• Directive
Copy out each line exactly; pictures stay out of the copy.

• Records for the exercise
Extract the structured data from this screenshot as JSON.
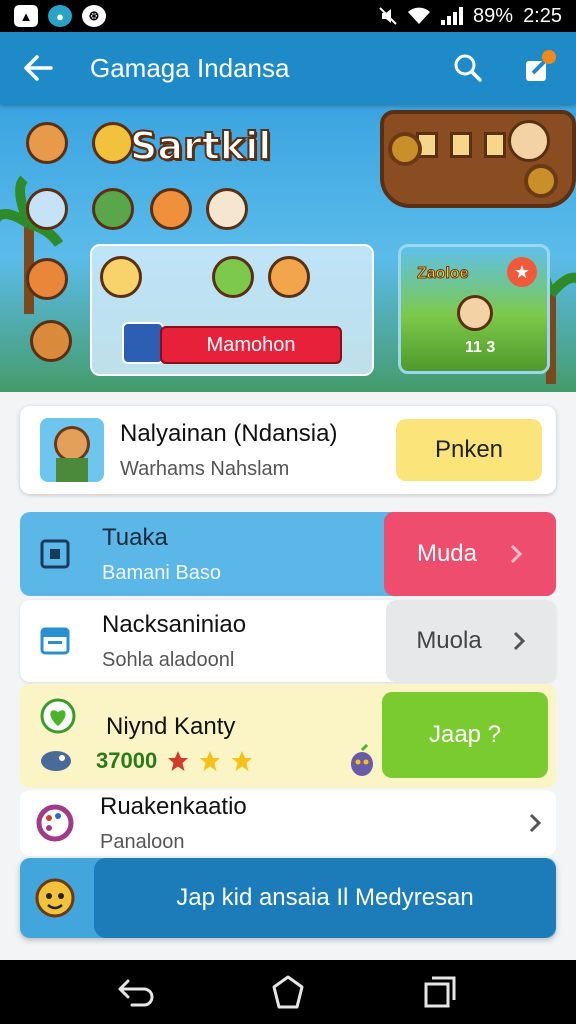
{
  "status_bar": {
    "battery": "89%",
    "time": "2:25"
  },
  "app_bar": {
    "title": "Gamaga Indansa"
  },
  "banner": {
    "brand": "Sartkil",
    "badge": "Mamohon",
    "game_card_title": "Zaoloe",
    "game_card_score": "11 3"
  },
  "rows": [
    {
      "title": "Nalyainan (Ndansia)",
      "subtitle": "Warhams Nahslam",
      "button": "Pnken"
    },
    {
      "title": "Tuaka",
      "subtitle": "Bamani Baso",
      "button": "Muda"
    },
    {
      "title": "Nacksaniniao",
      "subtitle": "Sohla aladoonl",
      "button": "Muola"
    },
    {
      "title": "Niynd Kanty",
      "score": "37000",
      "button": "Jaap ?"
    },
    {
      "title": "Ruakenkaatio",
      "subtitle": "Panaloon"
    },
    {
      "button": "Jap kid ansaia Il Medyresan"
    }
  ],
  "colors": {
    "app_bar": "#1f8ac8",
    "row_blue": "#5ab7e8",
    "pink_button": "#ef4d6e",
    "green_button": "#7acb30",
    "yellow_button": "#fbe47a",
    "cta": "#1c7bb9"
  },
  "icons": [
    "back-arrow-icon",
    "search-icon",
    "share-icon",
    "home-icon",
    "recents-icon"
  ]
}
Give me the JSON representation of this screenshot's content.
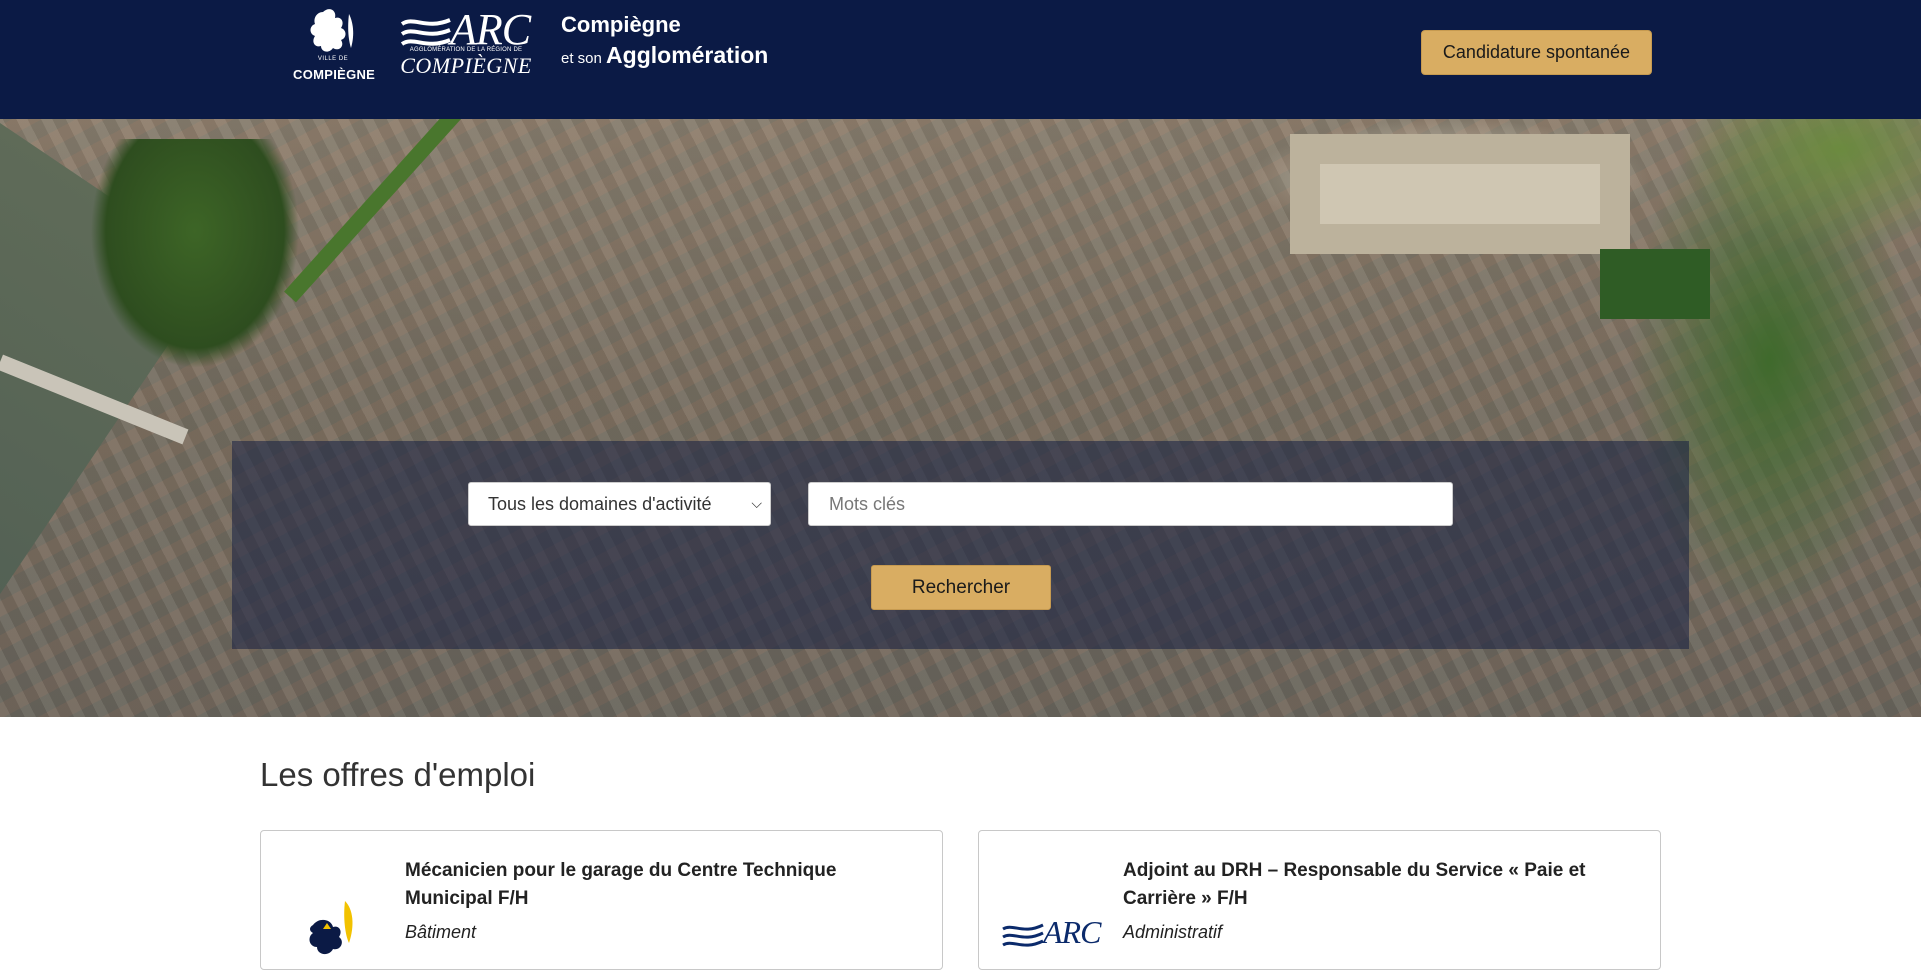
{
  "header": {
    "logo_ville_small": "VILLE DE",
    "logo_ville_big": "COMPIÈGNE",
    "logo_arc_word": "ARC",
    "logo_arc_sub": "AGGLOMÉRATION DE LA RÉGION DE",
    "logo_arc_city": "COMPIÈGNE",
    "title_line1": "Compiègne",
    "title_line2_prefix": "et son",
    "title_line2_bold": "Agglomération",
    "spontaneous_button": "Candidature spontanée"
  },
  "search": {
    "domain_select_value": "Tous les domaines d'activité",
    "keywords_placeholder": "Mots clés",
    "search_button": "Rechercher"
  },
  "offers": {
    "section_title": "Les offres d'emploi",
    "items": [
      {
        "title": "Mécanicien pour le garage du Centre Technique Municipal F/H",
        "category": "Bâtiment",
        "logo": "ville-de-compiegne-lion-logo"
      },
      {
        "title": "Adjoint au DRH – Responsable du Service « Paie et Carrière » F/H",
        "category": "Administratif",
        "logo": "arc-logo",
        "logo_text": "ARC"
      }
    ]
  },
  "colors": {
    "header_bg": "#0b1a45",
    "accent": "#d9ad62"
  }
}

• Solution to this task
Extract the structured data from this screenshot as JSON.
{
  "status_bar": {
    "battery": "89%",
    "time": "2:25"
  },
  "app_bar": {
    "title": "Gamaga Indansa"
  },
  "banner": {
    "brand": "Sartkil",
    "badge": "Mamohon",
    "game_card_title": "Zaoloe",
    "game_card_score": "11 3"
  },
  "rows": [
    {
      "title": "Nalyainan (Ndansia)",
      "subtitle": "Warhams Nahslam",
      "button": "Pnken"
    },
    {
      "title": "Tuaka",
      "subtitle": "Bamani Baso",
      "button": "Muda"
    },
    {
      "title": "Nacksaniniao",
      "subtitle": "Sohla aladoonl",
      "button": "Muola"
    },
    {
      "title": "Niynd Kanty",
      "score": "37000",
      "button": "Jaap ?"
    },
    {
      "title": "Ruakenkaatio",
      "subtitle": "Panaloon"
    },
    {
      "button": "Jap kid ansaia Il Medyresan"
    }
  ],
  "colors": {
    "app_bar": "#1f8ac8",
    "row_blue": "#5ab7e8",
    "pink_button": "#ef4d6e",
    "green_button": "#7acb30",
    "yellow_button": "#fbe47a",
    "cta": "#1c7bb9"
  },
  "icons": [
    "back-arrow-icon",
    "search-icon",
    "share-icon",
    "home-icon",
    "recents-icon"
  ]
}
Give me the JSON representation of this screenshot's content.
{
  "header": {
    "logo_ville_small": "VILLE DE",
    "logo_ville_big": "COMPIÈGNE",
    "logo_arc_word": "ARC",
    "logo_arc_sub": "AGGLOMÉRATION DE LA RÉGION DE",
    "logo_arc_city": "COMPIÈGNE",
    "title_line1": "Compiègne",
    "title_line2_prefix": "et son",
    "title_line2_bold": "Agglomération",
    "spontaneous_button": "Candidature spontanée"
  },
  "search": {
    "domain_select_value": "Tous les domaines d'activité",
    "keywords_placeholder": "Mots clés",
    "search_button": "Rechercher"
  },
  "offers": {
    "section_title": "Les offres d'emploi",
    "items": [
      {
        "title": "Mécanicien pour le garage du Centre Technique Municipal F/H",
        "category": "Bâtiment",
        "logo": "ville-de-compiegne-lion-logo"
      },
      {
        "title": "Adjoint au DRH – Responsable du Service « Paie et Carrière » F/H",
        "category": "Administratif",
        "logo": "arc-logo",
        "logo_text": "ARC"
      }
    ]
  },
  "colors": {
    "header_bg": "#0b1a45",
    "accent": "#d9ad62"
  }
}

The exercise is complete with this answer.